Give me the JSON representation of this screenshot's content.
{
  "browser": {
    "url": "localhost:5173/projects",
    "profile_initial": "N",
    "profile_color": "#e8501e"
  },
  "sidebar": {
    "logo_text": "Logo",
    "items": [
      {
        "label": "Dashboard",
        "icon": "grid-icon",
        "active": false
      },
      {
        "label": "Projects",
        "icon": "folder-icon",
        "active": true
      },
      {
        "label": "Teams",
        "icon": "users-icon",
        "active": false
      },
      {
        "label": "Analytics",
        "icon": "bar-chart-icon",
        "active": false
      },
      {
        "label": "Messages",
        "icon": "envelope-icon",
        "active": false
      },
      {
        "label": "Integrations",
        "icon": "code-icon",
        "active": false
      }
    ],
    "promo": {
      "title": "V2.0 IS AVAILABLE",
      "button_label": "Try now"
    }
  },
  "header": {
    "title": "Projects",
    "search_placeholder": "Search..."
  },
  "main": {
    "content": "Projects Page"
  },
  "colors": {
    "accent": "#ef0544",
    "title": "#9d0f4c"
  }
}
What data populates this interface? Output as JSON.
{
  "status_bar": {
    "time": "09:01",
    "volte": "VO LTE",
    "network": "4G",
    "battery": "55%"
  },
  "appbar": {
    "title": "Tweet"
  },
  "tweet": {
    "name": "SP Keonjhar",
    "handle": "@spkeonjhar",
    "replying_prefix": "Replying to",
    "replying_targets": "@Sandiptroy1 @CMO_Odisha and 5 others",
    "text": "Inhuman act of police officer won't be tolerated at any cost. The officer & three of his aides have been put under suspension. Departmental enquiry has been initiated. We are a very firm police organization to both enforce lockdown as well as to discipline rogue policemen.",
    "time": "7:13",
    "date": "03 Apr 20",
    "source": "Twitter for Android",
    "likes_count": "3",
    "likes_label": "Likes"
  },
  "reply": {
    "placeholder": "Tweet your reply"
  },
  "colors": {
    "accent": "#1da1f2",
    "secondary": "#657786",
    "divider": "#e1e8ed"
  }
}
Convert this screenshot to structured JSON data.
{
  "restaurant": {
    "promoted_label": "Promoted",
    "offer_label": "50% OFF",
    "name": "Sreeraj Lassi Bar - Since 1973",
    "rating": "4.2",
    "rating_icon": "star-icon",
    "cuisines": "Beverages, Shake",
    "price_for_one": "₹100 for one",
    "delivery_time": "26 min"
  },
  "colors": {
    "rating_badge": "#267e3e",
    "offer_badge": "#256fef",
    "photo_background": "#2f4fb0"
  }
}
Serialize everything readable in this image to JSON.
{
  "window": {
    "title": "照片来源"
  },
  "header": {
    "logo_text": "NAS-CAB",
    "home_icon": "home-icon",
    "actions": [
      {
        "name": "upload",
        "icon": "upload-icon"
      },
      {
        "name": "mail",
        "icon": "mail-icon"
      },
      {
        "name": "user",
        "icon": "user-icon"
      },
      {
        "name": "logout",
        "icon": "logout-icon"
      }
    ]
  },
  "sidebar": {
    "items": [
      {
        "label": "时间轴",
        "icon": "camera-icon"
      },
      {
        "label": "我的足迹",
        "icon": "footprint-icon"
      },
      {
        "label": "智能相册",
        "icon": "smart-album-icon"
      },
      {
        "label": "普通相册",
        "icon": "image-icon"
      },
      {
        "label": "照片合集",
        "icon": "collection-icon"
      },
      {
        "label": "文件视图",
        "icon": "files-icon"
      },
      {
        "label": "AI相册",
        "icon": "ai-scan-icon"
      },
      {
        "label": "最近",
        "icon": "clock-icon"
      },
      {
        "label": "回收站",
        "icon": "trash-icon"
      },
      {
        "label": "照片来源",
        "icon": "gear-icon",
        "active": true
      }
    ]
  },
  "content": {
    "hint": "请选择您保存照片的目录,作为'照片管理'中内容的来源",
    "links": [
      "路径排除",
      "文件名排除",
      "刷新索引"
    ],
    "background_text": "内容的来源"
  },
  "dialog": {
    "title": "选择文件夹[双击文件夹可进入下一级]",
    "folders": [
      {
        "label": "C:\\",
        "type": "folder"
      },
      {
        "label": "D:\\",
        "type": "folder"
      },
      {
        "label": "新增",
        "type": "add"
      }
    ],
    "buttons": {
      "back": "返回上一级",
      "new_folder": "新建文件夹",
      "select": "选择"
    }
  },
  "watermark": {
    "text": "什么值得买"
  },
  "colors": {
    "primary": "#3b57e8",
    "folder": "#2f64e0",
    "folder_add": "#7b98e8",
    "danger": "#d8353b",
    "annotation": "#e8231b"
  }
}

Your objective:
Write every record out again, unaltered.

Task answer:
Give me the JSON representation of this screenshot's content.
{
  "browser": {
    "url": "localhost:5173/projects",
    "profile_initial": "N",
    "profile_color": "#e8501e"
  },
  "sidebar": {
    "logo_text": "Logo",
    "items": [
      {
        "label": "Dashboard",
        "icon": "grid-icon",
        "active": false
      },
      {
        "label": "Projects",
        "icon": "folder-icon",
        "active": true
      },
      {
        "label": "Teams",
        "icon": "users-icon",
        "active": false
      },
      {
        "label": "Analytics",
        "icon": "bar-chart-icon",
        "active": false
      },
      {
        "label": "Messages",
        "icon": "envelope-icon",
        "active": false
      },
      {
        "label": "Integrations",
        "icon": "code-icon",
        "active": false
      }
    ],
    "promo": {
      "title": "V2.0 IS AVAILABLE",
      "button_label": "Try now"
    }
  },
  "header": {
    "title": "Projects",
    "search_placeholder": "Search..."
  },
  "main": {
    "content": "Projects Page"
  },
  "colors": {
    "accent": "#ef0544",
    "title": "#9d0f4c"
  }
}
What data populates this interface? Output as JSON.
{
  "status_bar": {
    "time": "09:01",
    "volte": "VO LTE",
    "network": "4G",
    "battery": "55%"
  },
  "appbar": {
    "title": "Tweet"
  },
  "tweet": {
    "name": "SP Keonjhar",
    "handle": "@spkeonjhar",
    "replying_prefix": "Replying to",
    "replying_targets": "@Sandiptroy1 @CMO_Odisha and 5 others",
    "text": "Inhuman act of police officer won't be tolerated at any cost. The officer & three of his aides have been put under suspension. Departmental enquiry has been initiated. We are a very firm police organization to both enforce lockdown as well as to discipline rogue policemen.",
    "time": "7:13",
    "date": "03 Apr 20",
    "source": "Twitter for Android",
    "likes_count": "3",
    "likes_label": "Likes"
  },
  "reply": {
    "placeholder": "Tweet your reply"
  },
  "colors": {
    "accent": "#1da1f2",
    "secondary": "#657786",
    "divider": "#e1e8ed"
  }
}
Convert this screenshot to structured JSON data.
{
  "restaurant": {
    "promoted_label": "Promoted",
    "offer_label": "50% OFF",
    "name": "Sreeraj Lassi Bar - Since 1973",
    "rating": "4.2",
    "rating_icon": "star-icon",
    "cuisines": "Beverages, Shake",
    "price_for_one": "₹100 for one",
    "delivery_time": "26 min"
  },
  "colors": {
    "rating_badge": "#267e3e",
    "offer_badge": "#256fef",
    "photo_background": "#2f4fb0"
  }
}
Serialize everything readable in this image to JSON.
{
  "window": {
    "title": "照片来源"
  },
  "header": {
    "logo_text": "NAS-CAB",
    "home_icon": "home-icon",
    "actions": [
      {
        "name": "upload",
        "icon": "upload-icon"
      },
      {
        "name": "mail",
        "icon": "mail-icon"
      },
      {
        "name": "user",
        "icon": "user-icon"
      },
      {
        "name": "logout",
        "icon": "logout-icon"
      }
    ]
  },
  "sidebar": {
    "items": [
      {
        "label": "时间轴",
        "icon": "camera-icon"
      },
      {
        "label": "我的足迹",
        "icon": "footprint-icon"
      },
      {
        "label": "智能相册",
        "icon": "smart-album-icon"
      },
      {
        "label": "普通相册",
        "icon": "image-icon"
      },
      {
        "label": "照片合集",
        "icon": "collection-icon"
      },
      {
        "label": "文件视图",
        "icon": "files-icon"
      },
      {
        "label": "AI相册",
        "icon": "ai-scan-icon"
      },
      {
        "label": "最近",
        "icon": "clock-icon"
      },
      {
        "label": "回收站",
        "icon": "trash-icon"
      },
      {
        "label": "照片来源",
        "icon": "gear-icon",
        "active": true
      }
    ]
  },
  "content": {
    "hint": "请选择您保存照片的目录,作为'照片管理'中内容的来源",
    "links": [
      "路径排除",
      "文件名排除",
      "刷新索引"
    ],
    "background_text": "内容的来源"
  },
  "dialog": {
    "title": "选择文件夹[双击文件夹可进入下一级]",
    "folders": [
      {
        "label": "C:\\",
        "type": "folder"
      },
      {
        "label": "D:\\",
        "type": "folder"
      },
      {
        "label": "新增",
        "type": "add"
      }
    ],
    "buttons": {
      "back": "返回上一级",
      "new_folder": "新建文件夹",
      "select": "选择"
    }
  },
  "watermark": {
    "text": "什么值得买"
  },
  "colors": {
    "primary": "#3b57e8",
    "folder": "#2f64e0",
    "folder_add": "#7b98e8",
    "danger": "#d8353b",
    "annotation": "#e8231b"
  }
}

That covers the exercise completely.